§ TASK DETAILS:
Without the pictures, return each record as it appears.

§ INPUT MATERIAL:

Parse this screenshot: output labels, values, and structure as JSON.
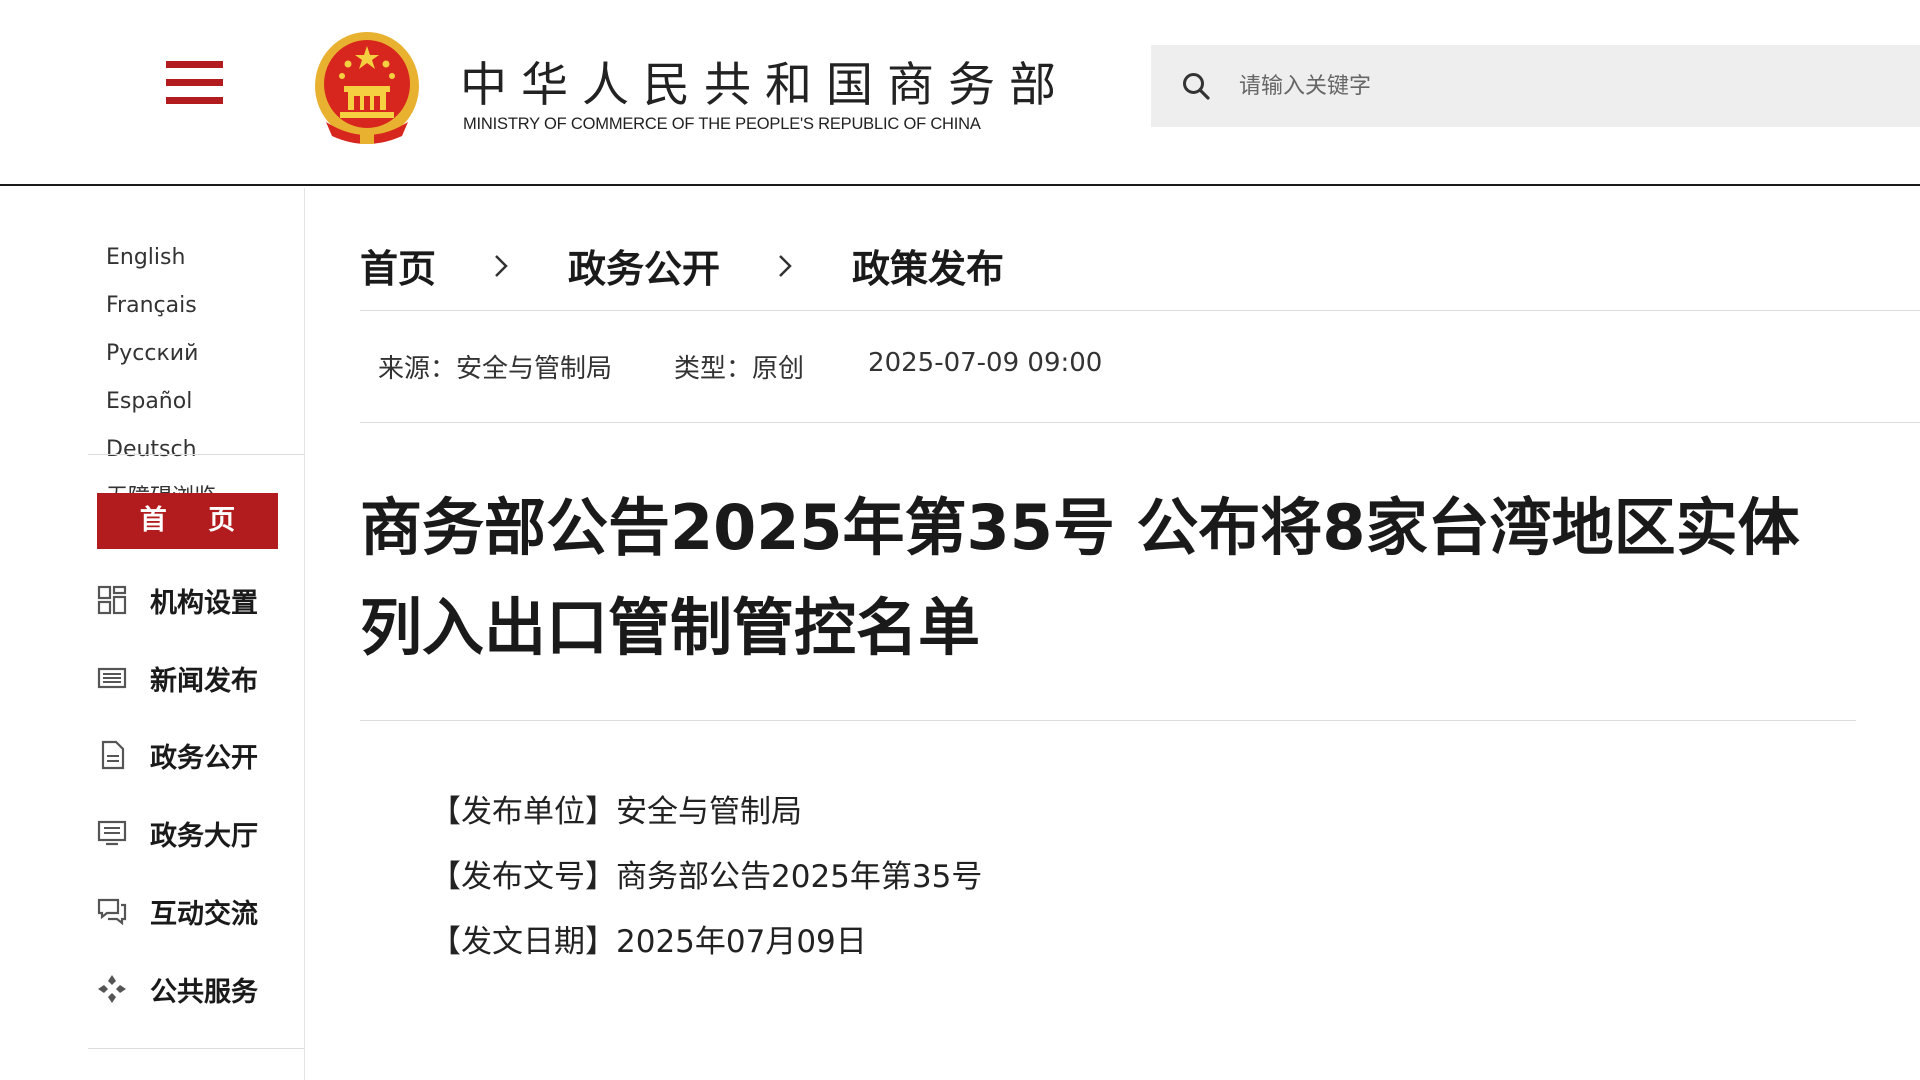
{
  "header": {
    "site_title_cn": "中华人民共和国商务部",
    "site_title_en": "MINISTRY OF COMMERCE OF THE PEOPLE'S REPUBLIC OF CHINA",
    "search_placeholder": "请输入关键字",
    "brand_color": "#b31c1e"
  },
  "sidebar": {
    "languages": [
      "English",
      "Français",
      "Русский",
      "Español",
      "Deutsch"
    ],
    "accessibility_label": "无障碍浏览",
    "home_label": "首 页",
    "nav_items": [
      {
        "label": "机构设置",
        "icon": "org-grid-icon"
      },
      {
        "label": "新闻发布",
        "icon": "news-icon"
      },
      {
        "label": "政务公开",
        "icon": "document-icon"
      },
      {
        "label": "政务大厅",
        "icon": "monitor-icon"
      },
      {
        "label": "互动交流",
        "icon": "chat-icon"
      },
      {
        "label": "公共服务",
        "icon": "service-icon"
      }
    ]
  },
  "breadcrumb": [
    "首页",
    "政务公开",
    "政策发布"
  ],
  "meta": {
    "source": "来源：安全与管制局",
    "type": "类型：原创",
    "datetime": "2025-07-09 09:00"
  },
  "article": {
    "title_line1": "商务部公告2025年第35号 公布将8家台湾地区实体",
    "title_line2": "列入出口管制管控名单",
    "info": [
      "【发布单位】安全与管制局",
      "【发布文号】商务部公告2025年第35号",
      "【发文日期】2025年07月09日"
    ]
  }
}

§ ANSWER TO THE TASK:
Parse this screenshot: output labels, values, and structure as JSON.
{
  "header": {
    "site_title_cn": "中华人民共和国商务部",
    "site_title_en": "MINISTRY OF COMMERCE OF THE PEOPLE'S REPUBLIC OF CHINA",
    "search_placeholder": "请输入关键字",
    "brand_color": "#b31c1e"
  },
  "sidebar": {
    "languages": [
      "English",
      "Français",
      "Русский",
      "Español",
      "Deutsch"
    ],
    "accessibility_label": "无障碍浏览",
    "home_label": "首 页",
    "nav_items": [
      {
        "label": "机构设置",
        "icon": "org-grid-icon"
      },
      {
        "label": "新闻发布",
        "icon": "news-icon"
      },
      {
        "label": "政务公开",
        "icon": "document-icon"
      },
      {
        "label": "政务大厅",
        "icon": "monitor-icon"
      },
      {
        "label": "互动交流",
        "icon": "chat-icon"
      },
      {
        "label": "公共服务",
        "icon": "service-icon"
      }
    ]
  },
  "breadcrumb": [
    "首页",
    "政务公开",
    "政策发布"
  ],
  "meta": {
    "source": "来源：安全与管制局",
    "type": "类型：原创",
    "datetime": "2025-07-09 09:00"
  },
  "article": {
    "title_line1": "商务部公告2025年第35号 公布将8家台湾地区实体",
    "title_line2": "列入出口管制管控名单",
    "info": [
      "【发布单位】安全与管制局",
      "【发布文号】商务部公告2025年第35号",
      "【发文日期】2025年07月09日"
    ]
  }
}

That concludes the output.